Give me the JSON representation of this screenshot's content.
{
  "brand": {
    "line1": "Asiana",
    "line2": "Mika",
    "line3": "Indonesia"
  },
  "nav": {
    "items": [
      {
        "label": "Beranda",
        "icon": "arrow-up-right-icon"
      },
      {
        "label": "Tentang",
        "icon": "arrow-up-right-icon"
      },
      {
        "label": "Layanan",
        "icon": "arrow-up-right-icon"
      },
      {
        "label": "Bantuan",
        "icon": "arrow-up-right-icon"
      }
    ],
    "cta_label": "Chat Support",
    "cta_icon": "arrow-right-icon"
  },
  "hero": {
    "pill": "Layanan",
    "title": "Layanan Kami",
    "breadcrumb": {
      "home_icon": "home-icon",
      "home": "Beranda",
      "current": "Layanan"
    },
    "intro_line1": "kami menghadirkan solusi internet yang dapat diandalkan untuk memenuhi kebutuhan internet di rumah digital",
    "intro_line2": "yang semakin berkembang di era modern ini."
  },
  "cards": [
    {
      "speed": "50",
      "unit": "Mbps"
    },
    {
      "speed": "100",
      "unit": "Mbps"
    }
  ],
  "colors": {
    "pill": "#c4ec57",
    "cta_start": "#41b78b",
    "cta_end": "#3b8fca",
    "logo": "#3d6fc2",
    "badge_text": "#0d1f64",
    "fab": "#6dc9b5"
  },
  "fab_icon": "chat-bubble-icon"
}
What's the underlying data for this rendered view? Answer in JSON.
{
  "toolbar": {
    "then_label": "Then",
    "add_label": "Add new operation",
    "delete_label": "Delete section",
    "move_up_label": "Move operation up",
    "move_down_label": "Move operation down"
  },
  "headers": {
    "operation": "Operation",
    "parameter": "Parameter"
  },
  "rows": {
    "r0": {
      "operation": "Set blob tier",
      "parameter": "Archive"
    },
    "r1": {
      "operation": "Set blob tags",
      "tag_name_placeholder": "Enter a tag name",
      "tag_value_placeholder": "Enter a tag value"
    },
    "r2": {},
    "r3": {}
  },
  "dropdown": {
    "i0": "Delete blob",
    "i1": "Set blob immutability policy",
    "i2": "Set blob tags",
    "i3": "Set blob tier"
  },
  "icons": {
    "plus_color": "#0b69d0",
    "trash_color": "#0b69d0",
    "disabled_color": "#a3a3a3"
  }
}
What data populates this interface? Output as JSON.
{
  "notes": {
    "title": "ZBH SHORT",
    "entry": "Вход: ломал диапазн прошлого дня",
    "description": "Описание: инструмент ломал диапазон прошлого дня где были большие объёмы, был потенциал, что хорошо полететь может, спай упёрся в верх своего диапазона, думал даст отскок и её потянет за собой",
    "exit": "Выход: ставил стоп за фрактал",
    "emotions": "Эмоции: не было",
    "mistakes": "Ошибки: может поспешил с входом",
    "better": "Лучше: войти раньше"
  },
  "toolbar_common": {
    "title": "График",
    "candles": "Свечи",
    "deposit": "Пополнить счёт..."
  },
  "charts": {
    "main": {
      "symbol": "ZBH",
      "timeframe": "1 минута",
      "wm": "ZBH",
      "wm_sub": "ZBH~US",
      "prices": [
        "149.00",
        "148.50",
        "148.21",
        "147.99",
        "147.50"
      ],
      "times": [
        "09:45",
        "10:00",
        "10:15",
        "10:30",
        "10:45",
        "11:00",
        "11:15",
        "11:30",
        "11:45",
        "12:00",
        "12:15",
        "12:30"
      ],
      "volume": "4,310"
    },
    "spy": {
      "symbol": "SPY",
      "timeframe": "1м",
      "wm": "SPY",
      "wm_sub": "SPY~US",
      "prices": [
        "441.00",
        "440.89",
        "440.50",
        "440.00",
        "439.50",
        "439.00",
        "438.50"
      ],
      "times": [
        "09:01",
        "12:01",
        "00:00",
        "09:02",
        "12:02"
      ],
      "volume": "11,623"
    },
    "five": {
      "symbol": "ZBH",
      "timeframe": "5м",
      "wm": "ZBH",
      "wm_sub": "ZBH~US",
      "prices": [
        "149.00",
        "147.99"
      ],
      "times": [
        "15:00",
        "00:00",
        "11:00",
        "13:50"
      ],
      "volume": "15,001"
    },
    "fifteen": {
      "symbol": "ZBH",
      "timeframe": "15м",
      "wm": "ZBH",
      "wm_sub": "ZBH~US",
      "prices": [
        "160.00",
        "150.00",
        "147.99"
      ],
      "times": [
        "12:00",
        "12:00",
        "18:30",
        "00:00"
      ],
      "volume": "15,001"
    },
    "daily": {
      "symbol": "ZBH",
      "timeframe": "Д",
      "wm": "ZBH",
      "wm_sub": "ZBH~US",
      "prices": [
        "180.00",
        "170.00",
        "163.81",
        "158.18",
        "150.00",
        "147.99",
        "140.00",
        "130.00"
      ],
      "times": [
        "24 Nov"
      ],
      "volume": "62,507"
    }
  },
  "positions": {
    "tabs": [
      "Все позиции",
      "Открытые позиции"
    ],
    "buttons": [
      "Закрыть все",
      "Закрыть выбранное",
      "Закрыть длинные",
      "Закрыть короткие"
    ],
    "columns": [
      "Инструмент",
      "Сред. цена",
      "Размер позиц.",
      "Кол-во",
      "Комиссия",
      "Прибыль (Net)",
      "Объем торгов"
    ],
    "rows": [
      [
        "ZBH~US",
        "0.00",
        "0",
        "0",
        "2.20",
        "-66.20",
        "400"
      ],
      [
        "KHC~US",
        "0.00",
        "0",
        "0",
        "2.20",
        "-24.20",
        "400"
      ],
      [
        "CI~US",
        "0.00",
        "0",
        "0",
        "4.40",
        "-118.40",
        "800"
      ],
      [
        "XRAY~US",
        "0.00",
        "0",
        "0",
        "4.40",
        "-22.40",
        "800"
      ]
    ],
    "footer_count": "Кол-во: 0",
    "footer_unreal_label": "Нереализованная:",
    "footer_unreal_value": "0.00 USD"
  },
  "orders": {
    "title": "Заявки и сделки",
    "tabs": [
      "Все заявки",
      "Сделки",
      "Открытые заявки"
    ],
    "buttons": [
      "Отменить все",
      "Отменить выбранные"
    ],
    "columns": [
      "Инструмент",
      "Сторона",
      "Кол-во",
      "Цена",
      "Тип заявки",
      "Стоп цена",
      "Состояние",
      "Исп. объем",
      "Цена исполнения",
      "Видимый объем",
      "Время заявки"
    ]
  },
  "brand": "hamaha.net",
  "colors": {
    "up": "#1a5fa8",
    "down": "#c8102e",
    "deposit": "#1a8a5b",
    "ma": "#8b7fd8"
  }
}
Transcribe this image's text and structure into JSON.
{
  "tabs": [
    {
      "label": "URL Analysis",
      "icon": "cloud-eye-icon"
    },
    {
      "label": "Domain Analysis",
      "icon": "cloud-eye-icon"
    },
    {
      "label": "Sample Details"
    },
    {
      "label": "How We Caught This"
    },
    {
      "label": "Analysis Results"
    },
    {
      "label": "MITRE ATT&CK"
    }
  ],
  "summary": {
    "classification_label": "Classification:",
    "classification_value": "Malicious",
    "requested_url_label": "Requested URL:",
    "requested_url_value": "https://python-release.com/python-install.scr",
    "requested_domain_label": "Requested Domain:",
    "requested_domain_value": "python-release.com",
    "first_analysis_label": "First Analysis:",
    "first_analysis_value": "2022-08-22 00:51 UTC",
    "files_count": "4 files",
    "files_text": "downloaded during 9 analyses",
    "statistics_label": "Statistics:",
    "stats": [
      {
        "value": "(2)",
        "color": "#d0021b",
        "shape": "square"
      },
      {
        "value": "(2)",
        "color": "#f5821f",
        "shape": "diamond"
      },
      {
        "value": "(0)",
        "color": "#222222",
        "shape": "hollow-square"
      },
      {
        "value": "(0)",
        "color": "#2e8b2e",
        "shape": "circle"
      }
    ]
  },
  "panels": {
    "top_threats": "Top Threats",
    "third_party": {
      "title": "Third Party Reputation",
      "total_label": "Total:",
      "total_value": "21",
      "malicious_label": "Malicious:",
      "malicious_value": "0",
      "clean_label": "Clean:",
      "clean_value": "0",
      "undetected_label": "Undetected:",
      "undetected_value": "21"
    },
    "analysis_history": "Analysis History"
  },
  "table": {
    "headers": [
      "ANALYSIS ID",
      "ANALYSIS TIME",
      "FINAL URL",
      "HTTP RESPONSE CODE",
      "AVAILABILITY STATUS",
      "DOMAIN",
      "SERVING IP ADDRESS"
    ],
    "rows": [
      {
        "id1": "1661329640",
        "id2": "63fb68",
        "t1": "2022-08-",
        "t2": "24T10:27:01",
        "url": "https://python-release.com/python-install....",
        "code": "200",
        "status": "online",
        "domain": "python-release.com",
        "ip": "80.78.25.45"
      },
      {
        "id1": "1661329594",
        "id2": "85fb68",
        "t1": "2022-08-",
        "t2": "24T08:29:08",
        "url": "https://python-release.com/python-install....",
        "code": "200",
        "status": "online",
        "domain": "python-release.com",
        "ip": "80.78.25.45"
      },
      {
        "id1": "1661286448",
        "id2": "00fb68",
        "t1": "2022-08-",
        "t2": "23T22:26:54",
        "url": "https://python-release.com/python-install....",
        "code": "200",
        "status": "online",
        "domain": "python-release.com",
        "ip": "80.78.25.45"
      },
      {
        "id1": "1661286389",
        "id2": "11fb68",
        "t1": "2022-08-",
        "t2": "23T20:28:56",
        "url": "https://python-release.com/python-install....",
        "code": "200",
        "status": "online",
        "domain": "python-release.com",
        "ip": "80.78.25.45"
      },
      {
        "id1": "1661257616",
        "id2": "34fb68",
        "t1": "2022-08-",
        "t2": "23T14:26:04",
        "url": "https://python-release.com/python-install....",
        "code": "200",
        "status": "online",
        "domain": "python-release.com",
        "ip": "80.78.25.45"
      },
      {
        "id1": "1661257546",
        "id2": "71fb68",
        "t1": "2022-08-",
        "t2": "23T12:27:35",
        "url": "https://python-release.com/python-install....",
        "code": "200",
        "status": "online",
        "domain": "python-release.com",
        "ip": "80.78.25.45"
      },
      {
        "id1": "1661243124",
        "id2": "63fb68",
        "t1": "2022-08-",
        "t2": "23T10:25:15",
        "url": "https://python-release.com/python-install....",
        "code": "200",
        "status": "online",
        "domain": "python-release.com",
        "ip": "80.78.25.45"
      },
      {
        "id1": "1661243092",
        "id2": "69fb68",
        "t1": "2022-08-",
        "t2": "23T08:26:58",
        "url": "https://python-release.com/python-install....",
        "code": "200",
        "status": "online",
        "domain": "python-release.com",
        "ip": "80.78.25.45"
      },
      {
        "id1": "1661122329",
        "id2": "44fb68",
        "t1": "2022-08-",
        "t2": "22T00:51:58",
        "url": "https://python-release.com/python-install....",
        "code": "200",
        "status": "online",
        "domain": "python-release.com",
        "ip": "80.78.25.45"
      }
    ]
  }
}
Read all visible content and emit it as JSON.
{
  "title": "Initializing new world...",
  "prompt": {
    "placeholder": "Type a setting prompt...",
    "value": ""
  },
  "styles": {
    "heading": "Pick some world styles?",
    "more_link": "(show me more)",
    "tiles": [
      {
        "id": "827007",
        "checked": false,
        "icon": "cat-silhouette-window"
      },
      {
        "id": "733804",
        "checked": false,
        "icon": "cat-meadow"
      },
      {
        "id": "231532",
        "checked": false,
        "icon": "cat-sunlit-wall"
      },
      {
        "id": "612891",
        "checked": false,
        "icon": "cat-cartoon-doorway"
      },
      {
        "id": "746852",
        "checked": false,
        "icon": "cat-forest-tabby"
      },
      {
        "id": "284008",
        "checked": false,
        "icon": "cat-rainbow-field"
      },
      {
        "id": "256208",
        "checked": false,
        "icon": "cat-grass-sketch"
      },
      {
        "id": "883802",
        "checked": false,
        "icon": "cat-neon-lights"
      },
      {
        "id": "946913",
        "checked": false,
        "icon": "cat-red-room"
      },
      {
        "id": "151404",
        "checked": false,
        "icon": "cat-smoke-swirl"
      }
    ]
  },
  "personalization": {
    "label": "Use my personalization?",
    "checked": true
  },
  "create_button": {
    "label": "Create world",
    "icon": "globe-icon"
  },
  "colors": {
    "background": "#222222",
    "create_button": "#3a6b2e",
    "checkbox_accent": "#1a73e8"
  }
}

======

→ **What needs to be done**
Tell how many lines in the material contain the word "blob". Only the number is wanted.

→ **The answer**
6